# [MATERIAL FOR THIS EXERCISE]
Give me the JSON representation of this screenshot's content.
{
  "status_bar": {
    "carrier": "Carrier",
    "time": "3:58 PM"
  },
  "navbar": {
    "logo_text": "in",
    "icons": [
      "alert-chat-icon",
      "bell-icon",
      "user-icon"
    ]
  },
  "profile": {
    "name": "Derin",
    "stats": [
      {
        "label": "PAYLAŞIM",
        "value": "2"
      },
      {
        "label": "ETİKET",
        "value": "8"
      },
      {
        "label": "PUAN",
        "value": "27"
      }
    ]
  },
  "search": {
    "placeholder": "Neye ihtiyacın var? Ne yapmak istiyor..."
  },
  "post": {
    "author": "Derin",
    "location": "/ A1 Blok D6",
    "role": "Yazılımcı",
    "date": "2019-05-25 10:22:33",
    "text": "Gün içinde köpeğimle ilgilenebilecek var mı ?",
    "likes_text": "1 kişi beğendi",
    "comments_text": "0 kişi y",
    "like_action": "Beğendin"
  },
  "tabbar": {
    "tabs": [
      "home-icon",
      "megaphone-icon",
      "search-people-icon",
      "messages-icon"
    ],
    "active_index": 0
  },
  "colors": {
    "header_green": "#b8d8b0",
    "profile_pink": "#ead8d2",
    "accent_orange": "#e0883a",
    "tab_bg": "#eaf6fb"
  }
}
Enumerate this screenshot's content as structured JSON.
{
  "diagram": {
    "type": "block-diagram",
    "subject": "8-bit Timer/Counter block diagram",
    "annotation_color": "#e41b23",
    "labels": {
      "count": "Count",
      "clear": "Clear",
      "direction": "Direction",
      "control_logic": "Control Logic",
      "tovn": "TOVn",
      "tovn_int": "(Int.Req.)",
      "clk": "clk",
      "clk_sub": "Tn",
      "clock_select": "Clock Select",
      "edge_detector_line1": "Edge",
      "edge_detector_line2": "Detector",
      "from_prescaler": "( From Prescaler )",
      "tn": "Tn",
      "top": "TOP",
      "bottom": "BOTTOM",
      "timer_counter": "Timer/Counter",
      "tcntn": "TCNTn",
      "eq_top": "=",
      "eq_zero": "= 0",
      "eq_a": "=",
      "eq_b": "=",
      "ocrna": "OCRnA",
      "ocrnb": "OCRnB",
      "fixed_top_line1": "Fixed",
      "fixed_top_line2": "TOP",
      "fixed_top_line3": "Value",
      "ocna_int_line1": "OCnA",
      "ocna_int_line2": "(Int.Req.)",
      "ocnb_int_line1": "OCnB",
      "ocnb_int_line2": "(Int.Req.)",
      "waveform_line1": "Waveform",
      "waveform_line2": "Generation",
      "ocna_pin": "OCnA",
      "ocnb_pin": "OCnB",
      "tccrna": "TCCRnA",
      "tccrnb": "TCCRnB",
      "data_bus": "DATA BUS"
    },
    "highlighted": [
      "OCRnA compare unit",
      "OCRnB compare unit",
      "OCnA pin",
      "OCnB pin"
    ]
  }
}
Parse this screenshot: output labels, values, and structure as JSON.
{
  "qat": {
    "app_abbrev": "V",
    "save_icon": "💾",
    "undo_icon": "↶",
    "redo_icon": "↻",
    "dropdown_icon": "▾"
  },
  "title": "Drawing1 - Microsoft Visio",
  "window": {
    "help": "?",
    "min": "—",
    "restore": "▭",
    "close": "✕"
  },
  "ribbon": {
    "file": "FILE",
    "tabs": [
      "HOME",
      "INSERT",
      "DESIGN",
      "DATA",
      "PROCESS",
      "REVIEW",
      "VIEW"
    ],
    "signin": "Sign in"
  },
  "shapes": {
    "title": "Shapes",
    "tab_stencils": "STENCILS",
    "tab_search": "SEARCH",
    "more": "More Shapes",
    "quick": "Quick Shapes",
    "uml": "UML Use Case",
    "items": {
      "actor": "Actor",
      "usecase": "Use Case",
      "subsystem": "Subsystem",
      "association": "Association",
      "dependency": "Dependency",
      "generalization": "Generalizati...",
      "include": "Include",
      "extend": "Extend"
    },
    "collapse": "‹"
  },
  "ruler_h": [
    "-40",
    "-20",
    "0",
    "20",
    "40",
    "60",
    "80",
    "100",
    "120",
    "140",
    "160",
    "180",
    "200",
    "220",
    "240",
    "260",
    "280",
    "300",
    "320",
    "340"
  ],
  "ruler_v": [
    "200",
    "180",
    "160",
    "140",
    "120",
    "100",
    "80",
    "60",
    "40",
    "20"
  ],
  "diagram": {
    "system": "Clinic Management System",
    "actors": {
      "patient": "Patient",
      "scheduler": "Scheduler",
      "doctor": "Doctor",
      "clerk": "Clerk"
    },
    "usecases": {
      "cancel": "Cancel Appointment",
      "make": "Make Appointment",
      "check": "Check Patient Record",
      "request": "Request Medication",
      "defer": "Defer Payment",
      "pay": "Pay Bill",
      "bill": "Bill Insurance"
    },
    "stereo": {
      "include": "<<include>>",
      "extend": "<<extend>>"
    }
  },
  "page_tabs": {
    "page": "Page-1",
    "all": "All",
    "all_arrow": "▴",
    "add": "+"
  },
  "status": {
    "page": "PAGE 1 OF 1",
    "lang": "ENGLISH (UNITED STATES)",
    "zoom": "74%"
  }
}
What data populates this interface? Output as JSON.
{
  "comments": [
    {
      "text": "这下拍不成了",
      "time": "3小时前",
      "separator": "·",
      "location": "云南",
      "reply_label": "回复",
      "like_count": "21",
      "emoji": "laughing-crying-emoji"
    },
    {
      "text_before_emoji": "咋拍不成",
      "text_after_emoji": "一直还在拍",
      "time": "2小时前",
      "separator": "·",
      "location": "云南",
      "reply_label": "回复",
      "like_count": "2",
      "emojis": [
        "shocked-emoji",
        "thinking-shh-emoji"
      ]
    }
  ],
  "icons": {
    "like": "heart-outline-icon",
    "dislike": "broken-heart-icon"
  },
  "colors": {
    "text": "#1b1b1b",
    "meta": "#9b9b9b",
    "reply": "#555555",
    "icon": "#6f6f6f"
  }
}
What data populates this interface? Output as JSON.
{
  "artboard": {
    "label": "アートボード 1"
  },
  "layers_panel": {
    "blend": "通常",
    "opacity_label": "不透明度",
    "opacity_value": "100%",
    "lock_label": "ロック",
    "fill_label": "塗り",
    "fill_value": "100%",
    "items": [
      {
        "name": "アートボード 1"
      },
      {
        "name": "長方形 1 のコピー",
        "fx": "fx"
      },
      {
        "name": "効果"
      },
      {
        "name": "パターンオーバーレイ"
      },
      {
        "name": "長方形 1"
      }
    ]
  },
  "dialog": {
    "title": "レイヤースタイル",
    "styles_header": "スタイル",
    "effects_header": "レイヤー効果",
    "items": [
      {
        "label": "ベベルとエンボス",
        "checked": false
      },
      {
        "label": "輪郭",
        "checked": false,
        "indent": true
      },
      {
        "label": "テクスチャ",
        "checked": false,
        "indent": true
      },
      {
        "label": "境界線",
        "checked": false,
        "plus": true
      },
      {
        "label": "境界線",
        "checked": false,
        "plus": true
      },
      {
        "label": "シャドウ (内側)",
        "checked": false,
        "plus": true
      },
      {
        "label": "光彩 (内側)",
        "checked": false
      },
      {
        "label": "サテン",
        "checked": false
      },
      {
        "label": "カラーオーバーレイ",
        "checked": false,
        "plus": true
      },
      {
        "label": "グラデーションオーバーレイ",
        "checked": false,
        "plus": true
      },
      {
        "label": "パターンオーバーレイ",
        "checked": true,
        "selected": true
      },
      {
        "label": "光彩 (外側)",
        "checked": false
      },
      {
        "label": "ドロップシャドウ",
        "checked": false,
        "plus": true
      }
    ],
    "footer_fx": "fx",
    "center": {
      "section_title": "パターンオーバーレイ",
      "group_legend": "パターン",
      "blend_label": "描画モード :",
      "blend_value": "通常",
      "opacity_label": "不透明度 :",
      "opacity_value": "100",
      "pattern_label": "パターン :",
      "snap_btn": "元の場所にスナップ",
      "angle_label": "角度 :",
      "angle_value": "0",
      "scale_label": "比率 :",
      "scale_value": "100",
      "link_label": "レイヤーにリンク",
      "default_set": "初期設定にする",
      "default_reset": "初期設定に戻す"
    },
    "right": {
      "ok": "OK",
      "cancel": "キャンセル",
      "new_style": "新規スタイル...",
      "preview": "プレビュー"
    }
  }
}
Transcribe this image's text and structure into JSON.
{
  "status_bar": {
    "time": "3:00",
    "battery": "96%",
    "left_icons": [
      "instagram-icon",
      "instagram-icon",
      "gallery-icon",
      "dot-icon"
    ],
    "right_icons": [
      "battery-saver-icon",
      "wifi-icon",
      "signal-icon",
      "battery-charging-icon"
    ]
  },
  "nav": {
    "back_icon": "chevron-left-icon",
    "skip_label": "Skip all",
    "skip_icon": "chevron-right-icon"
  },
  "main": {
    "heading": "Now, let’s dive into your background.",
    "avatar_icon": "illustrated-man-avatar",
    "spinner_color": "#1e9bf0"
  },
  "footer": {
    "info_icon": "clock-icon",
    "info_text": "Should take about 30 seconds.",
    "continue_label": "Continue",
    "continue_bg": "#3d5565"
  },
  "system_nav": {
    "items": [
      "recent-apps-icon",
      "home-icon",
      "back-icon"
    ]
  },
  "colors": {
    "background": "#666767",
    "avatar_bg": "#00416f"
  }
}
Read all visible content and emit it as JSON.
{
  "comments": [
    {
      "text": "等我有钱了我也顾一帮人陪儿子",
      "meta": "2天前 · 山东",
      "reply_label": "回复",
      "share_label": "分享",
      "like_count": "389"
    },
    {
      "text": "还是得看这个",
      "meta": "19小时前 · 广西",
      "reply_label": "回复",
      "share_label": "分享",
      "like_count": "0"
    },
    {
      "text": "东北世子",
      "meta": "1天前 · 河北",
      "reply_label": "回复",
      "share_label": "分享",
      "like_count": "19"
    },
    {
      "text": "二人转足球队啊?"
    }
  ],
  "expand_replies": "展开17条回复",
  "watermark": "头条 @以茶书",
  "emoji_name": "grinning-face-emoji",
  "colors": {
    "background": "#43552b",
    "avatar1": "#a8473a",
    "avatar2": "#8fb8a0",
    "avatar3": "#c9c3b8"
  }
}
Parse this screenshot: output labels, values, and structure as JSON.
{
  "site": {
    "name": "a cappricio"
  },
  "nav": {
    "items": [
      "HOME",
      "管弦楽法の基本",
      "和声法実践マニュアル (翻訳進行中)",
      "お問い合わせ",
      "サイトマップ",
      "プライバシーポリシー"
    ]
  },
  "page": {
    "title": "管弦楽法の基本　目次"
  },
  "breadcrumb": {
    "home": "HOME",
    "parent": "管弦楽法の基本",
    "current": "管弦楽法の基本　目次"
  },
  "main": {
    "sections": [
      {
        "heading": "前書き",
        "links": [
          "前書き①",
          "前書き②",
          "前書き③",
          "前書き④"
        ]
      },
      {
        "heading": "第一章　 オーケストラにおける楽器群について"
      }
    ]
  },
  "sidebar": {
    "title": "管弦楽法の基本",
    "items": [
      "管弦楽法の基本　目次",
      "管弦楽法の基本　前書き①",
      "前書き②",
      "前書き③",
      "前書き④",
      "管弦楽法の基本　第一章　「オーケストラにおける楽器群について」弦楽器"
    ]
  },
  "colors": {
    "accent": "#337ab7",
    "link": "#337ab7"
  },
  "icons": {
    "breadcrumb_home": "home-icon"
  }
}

# [TASK]
Copy each line of the data that contains the word "管弦楽法の基本".

# [WRITTEN ANSWER]
      "管弦楽法の基本",
    "title": "管弦楽法の基本　目次"
    "parent": "管弦楽法の基本",
    "current": "管弦楽法の基本　目次"
    "title": "管弦楽法の基本",
      "管弦楽法の基本　目次",
      "管弦楽法の基本　前書き①",
      "管弦楽法の基本　第一章　「オーケストラにおける楽器群について」弦楽器"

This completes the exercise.